**Written request**
Pick out the lines below that include the string "text".

(Extracted data entries)
-------

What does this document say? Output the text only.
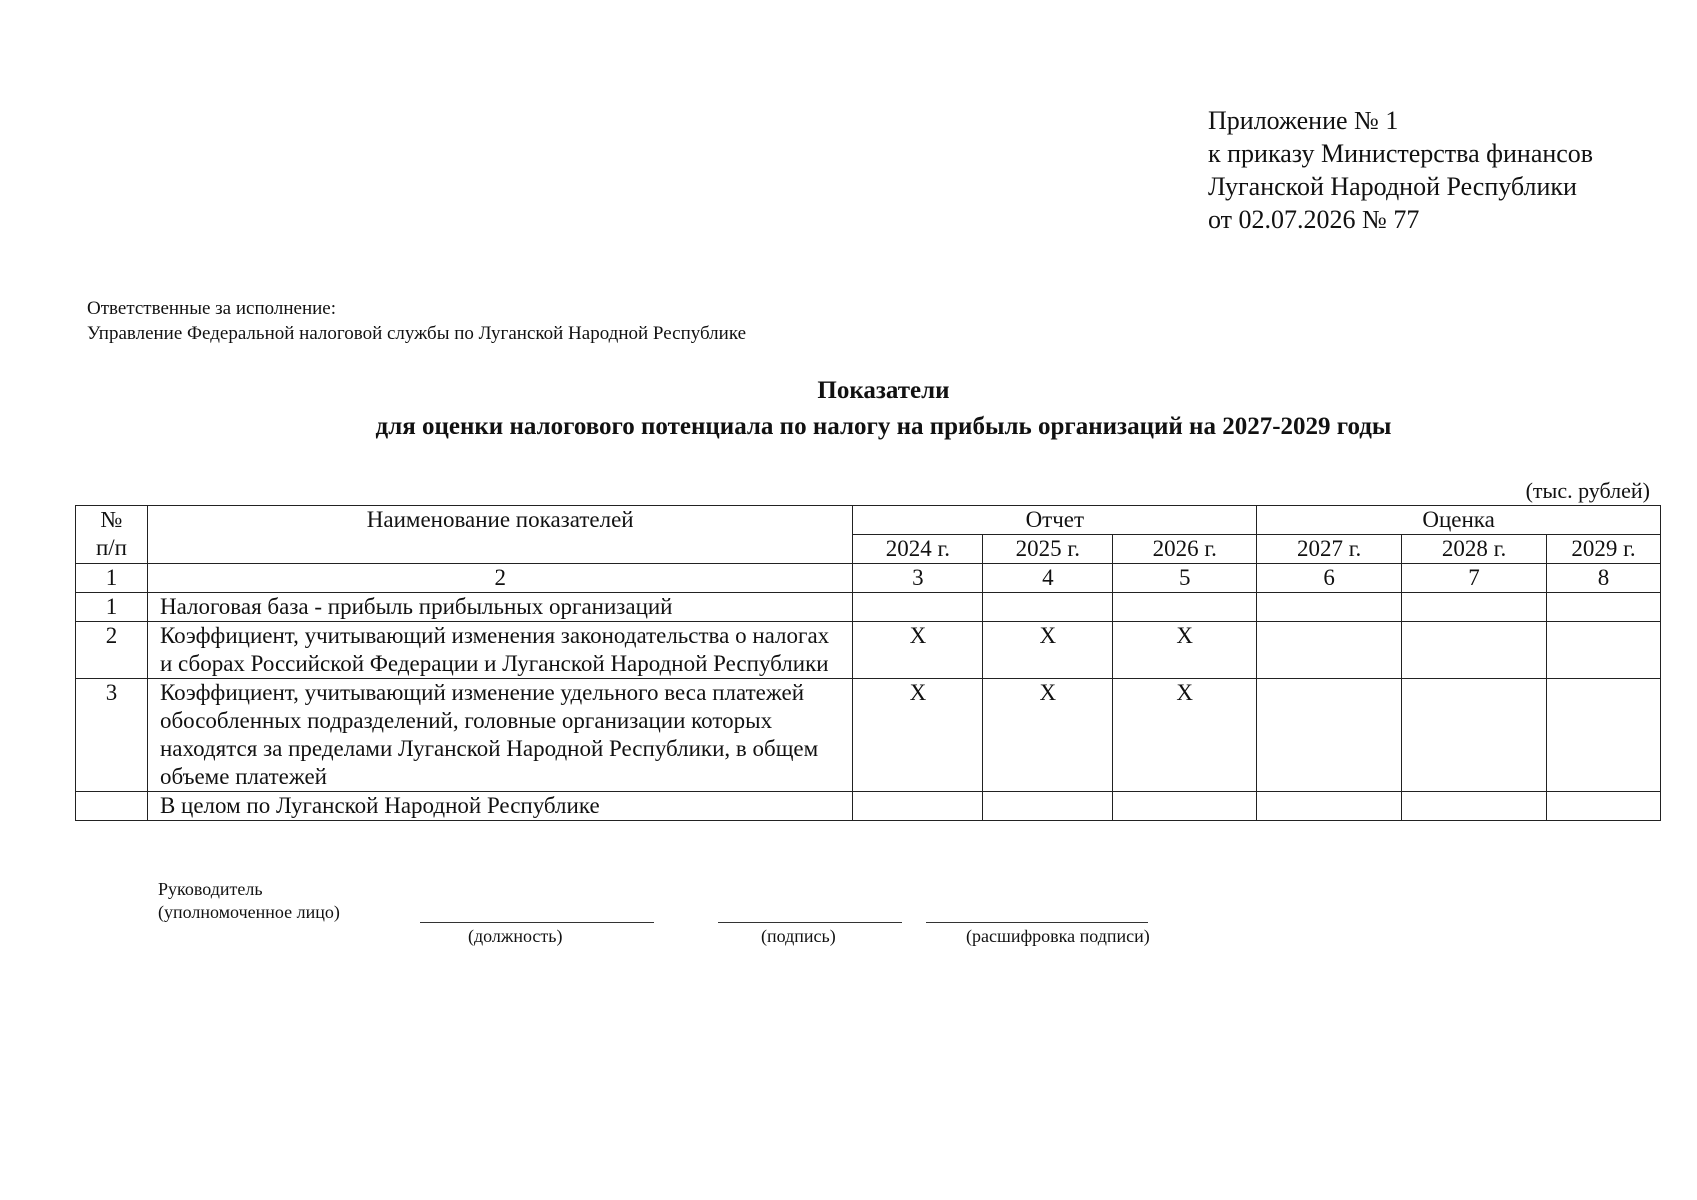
Приложение № 1
к приказу Министерства финансов
Луганской Народной Республики
от 02.07.2026 № 77
Ответственные за исполнение:
Управление Федеральной налоговой службы по Луганской Народной Республике
Показатели
для оценки налогового потенциала по налогу на прибыль организаций на 2027-2029 годы
(тыс. рублей)
№
п/п	Наименование показателей	Отчет			Оценка		
		2024 г.	2025 г.	2026 г.	2027 г.	2028 г.	2029 г.
1	2	3	4	5	6	7	8
1	Налоговая база - прибыль прибыльных организаций						
2	Коэффициент, учитывающий изменения законодательства о налогах и сборах Российской Федерации и Луганской Народной Республики	X	X	X			
3	Коэффициент, учитывающий изменение удельного веса платежей обособленных подразделений, головные организации которых находятся за пределами Луганской Народной Республики, в общем объеме платежей	X	X	X			
	В целом по Луганской Народной Республике						
Руководитель
(уполномоченное лицо)
(должность)	(подпись)	(расшифровка подписи)
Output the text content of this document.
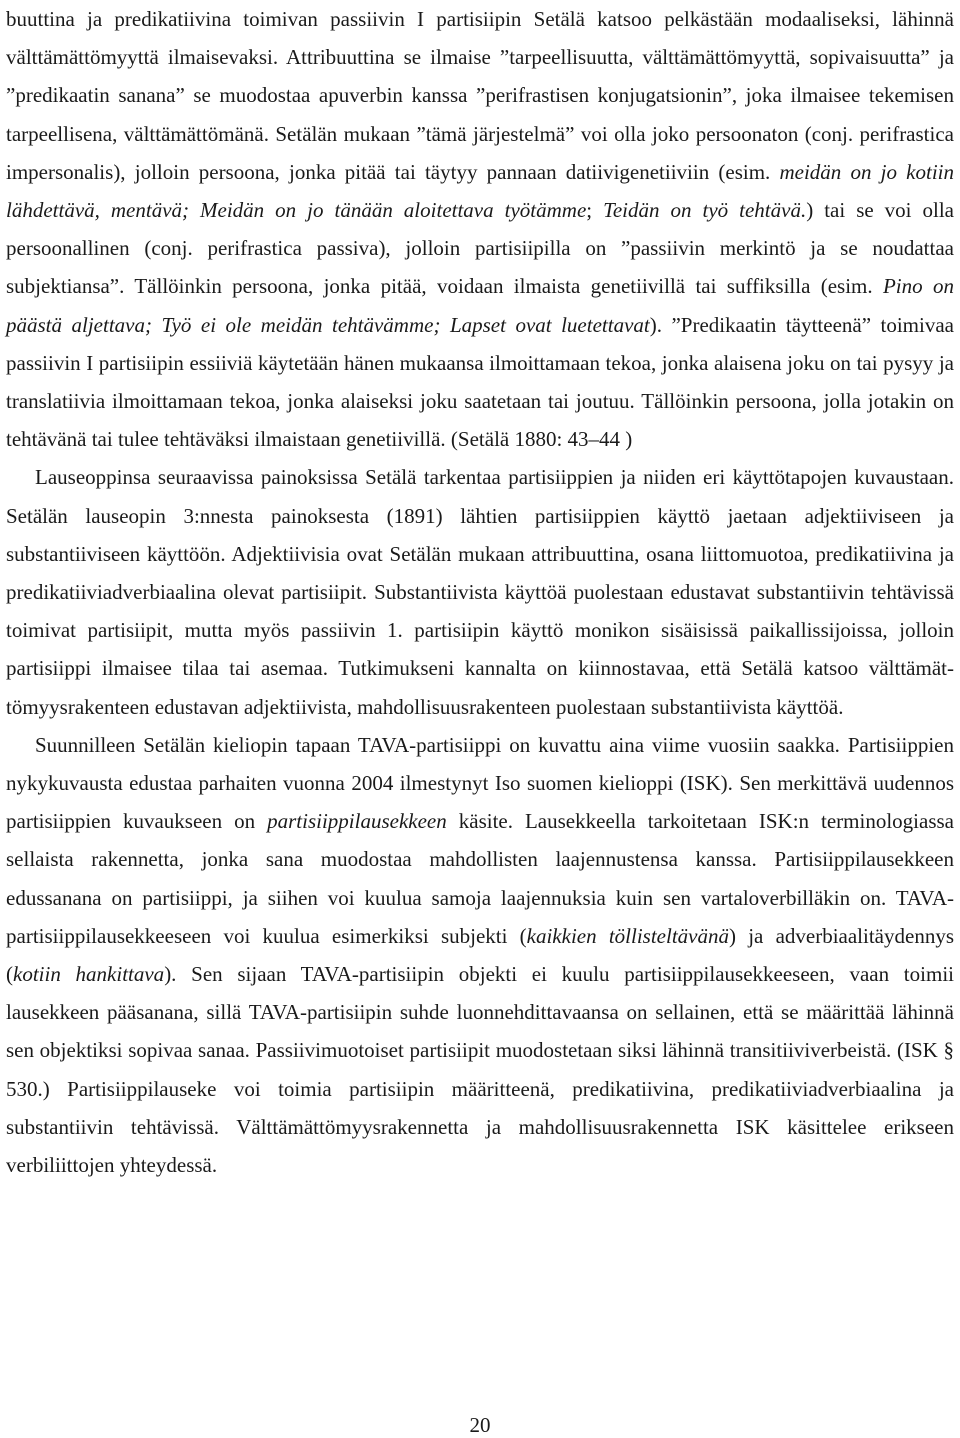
buuttina ja predikatiivina toimivan passiivin I partisiipin Setälä katsoo pelkästään modaaliseksi, lähinnä välttämättömyyttä ilmaisevaksi. Attribuuttina se ilmaise ”tarpeellisuutta, välttämättömyyttä, sopivaisuutta” ja ”predikaatin sanana” se muodostaa apuverbin kanssa ”perifrastisen konjugatsionin”, joka ilmaisee tekemisen tarpeellisena, välttämättömänä. Setälän mukaan ”tämä järjestelmä” voi olla joko persoonaton (conj. perifrastica impersonalis), jolloin persoona, jonka pitää tai täytyy pannaan datiivigenetiiviin (esim. meidän on jo kotiin lähdettävä, mentävä; Meidän on jo tänään aloitettava työtämme; Teidän on työ tehtävä.) tai se voi olla persoonallinen (conj. perifrastica passiva), jolloin partisiipilla on ”passiivin merkintö ja se noudattaa subjektiansa”. Tällöinkin persoona, jonka pitää, voidaan ilmaista genetiivillä tai suffiksilla (esim. Pino on päästä aljettava; Työ ei ole meidän tehtävämme; Lapset ovat luetettavat). ”Predikaatin täytteenä” toimivaa passiivin I partisiipin essiiviä käytetään hänen mukaansa ilmoittamaan tekoa, jonka alaisena joku on tai pysyy ja translatiivia ilmoittamaan tekoa, jonka alaiseksi joku saatetaan tai joutuu. Tällöinkin persoona, jolla jotakin on tehtävänä tai tulee tehtäväksi ilmaistaan genetiivillä. (Setälä 1880: 43–44 )

Lauseoppinsa seuraavissa painoksissa Setälä tarkentaa partisiippien ja niiden eri käyttötapojen kuvaustaan. Setälän lauseopin 3:nnesta painoksesta (1891) lähtien partisiippien käyttö jaetaan adjektiiviseen ja substantiiviseen käyttöön. Adjektiivisia ovat Setälän mukaan attribuuttina, osana liittomuotoa, predikatiivina ja predikatiiviadverbiaalina olevat partisiipit. Substantiivista käyttöä puolestaan edustavat substantiivin tehtävissä toimivat partisiipit, mutta myös passiivin 1. partisiipin käyttö monikon sisäisissä paikallissijoissa, jolloin partisiippi ilmaisee tilaa tai asemaa. Tutkimukseni kannalta on kiinnostavaa, että Setälä katsoo välttämättömyysrakenteen edustavan adjektiivista, mahdollisuusrakenteen puolestaan substantiivista käyttöä.

Suunnilleen Setälän kieliopin tapaan TAVA-partisiippi on kuvattu aina viime vuosiin saakka. Partisiippien nykykuvausta edustaa parhaiten vuonna 2004 ilmestynyt Iso suomen kielioppi (ISK). Sen merkittävä uudennos partisiippien kuvaukseen on partisiippilausekkeen käsite. Lausekkeella tarkoitetaan ISK:n terminologiassa sellaista rakennetta, jonka sana muodostaa mahdollisten laajennustensa kanssa. Partisiippilausekkeen edussanana on partisiippi, ja siihen voi kuulua samoja laajennuksia kuin sen vartaloverbilläkin on. TAVA-partisiippilausekkeeseen voi kuulua esimerkiksi subjekti (kaikkien töllisteltävänä) ja adverbiaalitäydennys (kotiin hankittava). Sen sijaan TAVA-partisiipin objekti ei kuulu partisiippilausekkeeseen, vaan toimii lausekkeen pääsanana, sillä TAVA-partisiipin suhde luonnehdittavaansa on sellainen, että se määrittää lähinnä sen objektiksi sopivaa sanaa. Passiivimuotoiset partisiipit muodostetaan siksi lähinnä transitiiviverbeistä. (ISK § 530.) Partisiippilauseke voi toimia partisiipin määritteenä, predikatiivina, predikatiiviadverbiaalina ja substantiivin tehtävissä. Välttämättömyysrakennetta ja mahdollisuusrakennetta ISK käsittelee erikseen verbiliittojen yhteydessä.

20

-------

**Result of the exercise**
What does this document say? Output the text only.
Output the text content of this document.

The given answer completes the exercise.